## DATASET EXCERPTS:
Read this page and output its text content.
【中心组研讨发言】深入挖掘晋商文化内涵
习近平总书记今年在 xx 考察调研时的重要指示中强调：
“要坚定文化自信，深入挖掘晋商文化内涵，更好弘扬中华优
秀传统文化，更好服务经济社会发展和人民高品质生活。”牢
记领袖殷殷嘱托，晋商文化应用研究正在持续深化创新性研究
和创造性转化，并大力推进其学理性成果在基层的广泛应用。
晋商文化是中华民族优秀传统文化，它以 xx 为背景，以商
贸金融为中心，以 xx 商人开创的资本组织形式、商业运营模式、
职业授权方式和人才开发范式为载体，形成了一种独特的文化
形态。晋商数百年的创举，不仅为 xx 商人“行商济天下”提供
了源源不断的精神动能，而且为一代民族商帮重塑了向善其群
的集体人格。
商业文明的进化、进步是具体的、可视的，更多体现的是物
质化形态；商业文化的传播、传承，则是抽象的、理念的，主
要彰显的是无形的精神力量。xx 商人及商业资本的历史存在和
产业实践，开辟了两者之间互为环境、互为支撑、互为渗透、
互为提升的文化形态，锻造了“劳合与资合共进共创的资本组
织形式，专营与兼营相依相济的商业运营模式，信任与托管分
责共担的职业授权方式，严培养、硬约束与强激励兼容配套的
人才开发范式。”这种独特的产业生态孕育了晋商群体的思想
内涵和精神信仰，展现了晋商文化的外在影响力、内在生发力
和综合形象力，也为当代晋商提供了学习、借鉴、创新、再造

## WHAT TO PRODUCE:
Output all of the material exactly as written.

## FULL OUTPUT:
Read this page and output its text content.
【中心组研讨发言】深入挖掘晋商文化内涵
习近平总书记今年在 xx 考察调研时的重要指示中强调：
“要坚定文化自信，深入挖掘晋商文化内涵，更好弘扬中华优
秀传统文化，更好服务经济社会发展和人民高品质生活。”牢
记领袖殷殷嘱托，晋商文化应用研究正在持续深化创新性研究
和创造性转化，并大力推进其学理性成果在基层的广泛应用。
晋商文化是中华民族优秀传统文化，它以 xx 为背景，以商
贸金融为中心，以 xx 商人开创的资本组织形式、商业运营模式、
职业授权方式和人才开发范式为载体，形成了一种独特的文化
形态。晋商数百年的创举，不仅为 xx 商人“行商济天下”提供
了源源不断的精神动能，而且为一代民族商帮重塑了向善其群
的集体人格。
商业文明的进化、进步是具体的、可视的，更多体现的是物
质化形态；商业文化的传播、传承，则是抽象的、理念的，主
要彰显的是无形的精神力量。xx 商人及商业资本的历史存在和
产业实践，开辟了两者之间互为环境、互为支撑、互为渗透、
互为提升的文化形态，锻造了“劳合与资合共进共创的资本组
织形式，专营与兼营相依相济的商业运营模式，信任与托管分
责共担的职业授权方式，严培养、硬约束与强激励兼容配套的
人才开发范式。”这种独特的产业生态孕育了晋商群体的思想
内涵和精神信仰，展现了晋商文化的外在影响力、内在生发力
和综合形象力，也为当代晋商提供了学习、借鉴、创新、再造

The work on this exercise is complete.